> [WORK REQUIRED]: In the following material, identify every line holding the string "Business" and return it.

################

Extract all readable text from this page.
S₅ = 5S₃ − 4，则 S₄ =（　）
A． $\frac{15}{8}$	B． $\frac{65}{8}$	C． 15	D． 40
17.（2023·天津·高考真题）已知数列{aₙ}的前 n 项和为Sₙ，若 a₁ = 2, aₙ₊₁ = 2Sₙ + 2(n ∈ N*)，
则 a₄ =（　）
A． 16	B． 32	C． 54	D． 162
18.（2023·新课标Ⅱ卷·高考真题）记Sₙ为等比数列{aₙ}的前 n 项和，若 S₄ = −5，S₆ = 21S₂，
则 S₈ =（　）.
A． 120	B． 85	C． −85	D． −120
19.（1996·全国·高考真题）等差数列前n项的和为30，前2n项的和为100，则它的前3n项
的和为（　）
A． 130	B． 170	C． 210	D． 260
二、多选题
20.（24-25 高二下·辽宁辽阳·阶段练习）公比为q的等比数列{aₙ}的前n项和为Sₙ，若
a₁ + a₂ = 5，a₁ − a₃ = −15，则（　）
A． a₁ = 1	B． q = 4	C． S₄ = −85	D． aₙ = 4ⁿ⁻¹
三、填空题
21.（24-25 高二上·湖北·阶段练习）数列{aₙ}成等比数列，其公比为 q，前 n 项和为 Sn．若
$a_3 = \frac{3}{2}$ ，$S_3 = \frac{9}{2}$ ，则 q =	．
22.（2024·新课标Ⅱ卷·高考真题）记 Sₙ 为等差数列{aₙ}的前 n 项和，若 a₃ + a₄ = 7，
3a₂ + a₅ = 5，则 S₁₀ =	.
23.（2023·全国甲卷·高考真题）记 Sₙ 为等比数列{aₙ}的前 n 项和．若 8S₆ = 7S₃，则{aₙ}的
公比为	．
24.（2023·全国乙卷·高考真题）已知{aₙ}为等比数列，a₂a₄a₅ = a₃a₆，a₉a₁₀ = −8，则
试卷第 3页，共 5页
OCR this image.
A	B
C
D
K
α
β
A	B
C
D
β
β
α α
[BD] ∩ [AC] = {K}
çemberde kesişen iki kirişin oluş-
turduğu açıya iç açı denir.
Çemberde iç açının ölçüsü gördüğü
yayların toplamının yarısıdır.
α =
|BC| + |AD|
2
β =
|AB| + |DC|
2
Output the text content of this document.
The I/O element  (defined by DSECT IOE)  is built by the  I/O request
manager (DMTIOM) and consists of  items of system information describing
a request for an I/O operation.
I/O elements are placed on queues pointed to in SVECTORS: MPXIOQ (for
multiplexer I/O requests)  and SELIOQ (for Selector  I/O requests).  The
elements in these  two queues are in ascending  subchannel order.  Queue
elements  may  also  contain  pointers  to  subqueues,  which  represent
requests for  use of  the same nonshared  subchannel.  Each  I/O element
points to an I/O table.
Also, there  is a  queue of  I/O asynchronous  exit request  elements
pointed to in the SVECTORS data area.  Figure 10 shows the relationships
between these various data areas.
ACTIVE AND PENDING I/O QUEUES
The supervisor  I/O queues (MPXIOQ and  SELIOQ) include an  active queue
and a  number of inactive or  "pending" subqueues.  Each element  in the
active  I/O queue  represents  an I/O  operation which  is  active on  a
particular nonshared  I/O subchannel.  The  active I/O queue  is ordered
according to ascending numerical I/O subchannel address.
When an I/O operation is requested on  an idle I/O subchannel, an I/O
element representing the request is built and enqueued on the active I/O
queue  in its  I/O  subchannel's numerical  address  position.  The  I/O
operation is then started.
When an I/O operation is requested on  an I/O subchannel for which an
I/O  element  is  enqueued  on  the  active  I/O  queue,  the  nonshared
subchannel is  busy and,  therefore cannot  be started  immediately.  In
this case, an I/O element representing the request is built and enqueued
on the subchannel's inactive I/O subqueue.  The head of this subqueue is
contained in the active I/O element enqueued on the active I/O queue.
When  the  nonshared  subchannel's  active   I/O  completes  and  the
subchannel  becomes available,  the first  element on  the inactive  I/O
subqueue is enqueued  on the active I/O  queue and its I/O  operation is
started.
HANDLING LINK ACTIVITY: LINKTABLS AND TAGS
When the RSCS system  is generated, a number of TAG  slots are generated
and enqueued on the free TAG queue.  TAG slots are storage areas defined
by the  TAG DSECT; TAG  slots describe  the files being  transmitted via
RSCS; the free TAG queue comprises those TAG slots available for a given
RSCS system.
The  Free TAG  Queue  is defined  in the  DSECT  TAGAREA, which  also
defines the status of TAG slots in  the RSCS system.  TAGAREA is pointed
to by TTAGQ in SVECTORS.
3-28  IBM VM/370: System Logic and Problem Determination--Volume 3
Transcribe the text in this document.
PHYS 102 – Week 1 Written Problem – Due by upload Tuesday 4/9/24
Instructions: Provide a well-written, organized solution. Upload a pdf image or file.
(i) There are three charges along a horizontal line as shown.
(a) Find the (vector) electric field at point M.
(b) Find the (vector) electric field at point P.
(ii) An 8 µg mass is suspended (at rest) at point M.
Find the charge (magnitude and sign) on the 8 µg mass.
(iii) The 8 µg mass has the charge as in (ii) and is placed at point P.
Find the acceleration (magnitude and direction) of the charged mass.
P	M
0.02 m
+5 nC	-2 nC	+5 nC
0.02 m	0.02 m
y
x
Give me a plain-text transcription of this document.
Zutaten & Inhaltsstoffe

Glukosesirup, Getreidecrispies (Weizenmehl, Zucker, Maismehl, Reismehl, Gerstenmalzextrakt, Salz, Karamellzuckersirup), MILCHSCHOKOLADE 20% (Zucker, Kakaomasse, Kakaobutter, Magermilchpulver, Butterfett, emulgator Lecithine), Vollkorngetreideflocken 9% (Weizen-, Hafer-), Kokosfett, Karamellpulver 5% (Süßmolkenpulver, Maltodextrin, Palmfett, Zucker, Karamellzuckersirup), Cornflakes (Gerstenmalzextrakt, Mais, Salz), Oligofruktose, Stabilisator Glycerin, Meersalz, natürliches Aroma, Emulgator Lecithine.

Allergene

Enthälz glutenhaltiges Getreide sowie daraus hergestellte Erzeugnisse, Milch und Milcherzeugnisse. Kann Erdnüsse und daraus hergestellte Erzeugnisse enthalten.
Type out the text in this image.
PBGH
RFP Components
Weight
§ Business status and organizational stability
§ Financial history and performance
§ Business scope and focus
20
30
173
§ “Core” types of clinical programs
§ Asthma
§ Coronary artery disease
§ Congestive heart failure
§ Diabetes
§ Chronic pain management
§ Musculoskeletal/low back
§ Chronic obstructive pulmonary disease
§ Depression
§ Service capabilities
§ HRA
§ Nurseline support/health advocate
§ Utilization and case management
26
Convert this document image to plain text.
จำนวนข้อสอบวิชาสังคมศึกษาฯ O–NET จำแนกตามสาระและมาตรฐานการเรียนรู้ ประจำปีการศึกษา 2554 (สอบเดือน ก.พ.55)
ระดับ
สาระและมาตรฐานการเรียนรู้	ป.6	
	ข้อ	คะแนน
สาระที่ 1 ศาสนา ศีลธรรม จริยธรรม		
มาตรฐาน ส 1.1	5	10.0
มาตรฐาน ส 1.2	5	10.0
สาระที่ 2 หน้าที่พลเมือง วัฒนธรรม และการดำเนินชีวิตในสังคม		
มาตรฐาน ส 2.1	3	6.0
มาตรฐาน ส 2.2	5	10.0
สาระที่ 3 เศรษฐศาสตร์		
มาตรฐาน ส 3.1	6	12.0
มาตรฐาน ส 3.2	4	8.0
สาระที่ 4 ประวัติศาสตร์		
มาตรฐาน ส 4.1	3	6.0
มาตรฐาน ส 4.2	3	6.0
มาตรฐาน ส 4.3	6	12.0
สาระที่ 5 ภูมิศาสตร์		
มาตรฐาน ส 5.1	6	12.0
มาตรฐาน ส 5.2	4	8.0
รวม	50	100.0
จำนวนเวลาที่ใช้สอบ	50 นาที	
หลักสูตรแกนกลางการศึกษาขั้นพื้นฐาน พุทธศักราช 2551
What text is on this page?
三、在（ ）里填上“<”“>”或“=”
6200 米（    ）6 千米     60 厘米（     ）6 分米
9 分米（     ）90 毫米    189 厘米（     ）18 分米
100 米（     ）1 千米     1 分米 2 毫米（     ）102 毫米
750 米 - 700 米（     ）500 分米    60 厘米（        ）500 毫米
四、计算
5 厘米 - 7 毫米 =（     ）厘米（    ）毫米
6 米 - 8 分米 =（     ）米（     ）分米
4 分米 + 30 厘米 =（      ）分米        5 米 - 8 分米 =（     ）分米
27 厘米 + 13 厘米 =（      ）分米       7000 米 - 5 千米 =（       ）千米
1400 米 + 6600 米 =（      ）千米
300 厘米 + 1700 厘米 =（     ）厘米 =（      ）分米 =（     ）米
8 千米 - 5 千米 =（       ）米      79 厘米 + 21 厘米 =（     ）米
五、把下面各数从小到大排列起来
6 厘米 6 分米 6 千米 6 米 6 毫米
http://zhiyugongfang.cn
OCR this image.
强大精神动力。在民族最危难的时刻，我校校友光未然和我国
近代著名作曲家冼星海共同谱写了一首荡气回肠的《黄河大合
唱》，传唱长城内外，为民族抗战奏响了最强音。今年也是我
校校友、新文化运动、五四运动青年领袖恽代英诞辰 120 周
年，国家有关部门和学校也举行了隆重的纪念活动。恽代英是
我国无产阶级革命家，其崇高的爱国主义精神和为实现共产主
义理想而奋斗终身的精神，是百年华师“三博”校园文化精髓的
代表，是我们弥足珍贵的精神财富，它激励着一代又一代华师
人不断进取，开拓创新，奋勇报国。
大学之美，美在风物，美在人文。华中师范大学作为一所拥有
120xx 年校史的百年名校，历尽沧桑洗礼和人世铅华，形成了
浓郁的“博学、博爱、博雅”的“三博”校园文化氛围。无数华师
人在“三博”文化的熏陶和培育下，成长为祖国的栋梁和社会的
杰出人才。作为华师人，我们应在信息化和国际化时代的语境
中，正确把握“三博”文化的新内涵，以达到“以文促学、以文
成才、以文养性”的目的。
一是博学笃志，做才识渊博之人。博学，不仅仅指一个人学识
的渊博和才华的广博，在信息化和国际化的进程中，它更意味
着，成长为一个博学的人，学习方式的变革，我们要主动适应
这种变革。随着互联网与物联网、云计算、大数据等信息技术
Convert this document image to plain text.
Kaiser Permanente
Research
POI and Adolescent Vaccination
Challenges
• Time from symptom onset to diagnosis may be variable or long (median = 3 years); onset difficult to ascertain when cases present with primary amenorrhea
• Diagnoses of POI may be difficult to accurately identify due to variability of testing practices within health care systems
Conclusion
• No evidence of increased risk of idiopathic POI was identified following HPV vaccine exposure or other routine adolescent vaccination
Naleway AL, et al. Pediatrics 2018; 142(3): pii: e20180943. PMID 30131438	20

################

> [RESPONSE TO THE EXERCISE]:
§ Business status and organizational stability
§ Business scope and focus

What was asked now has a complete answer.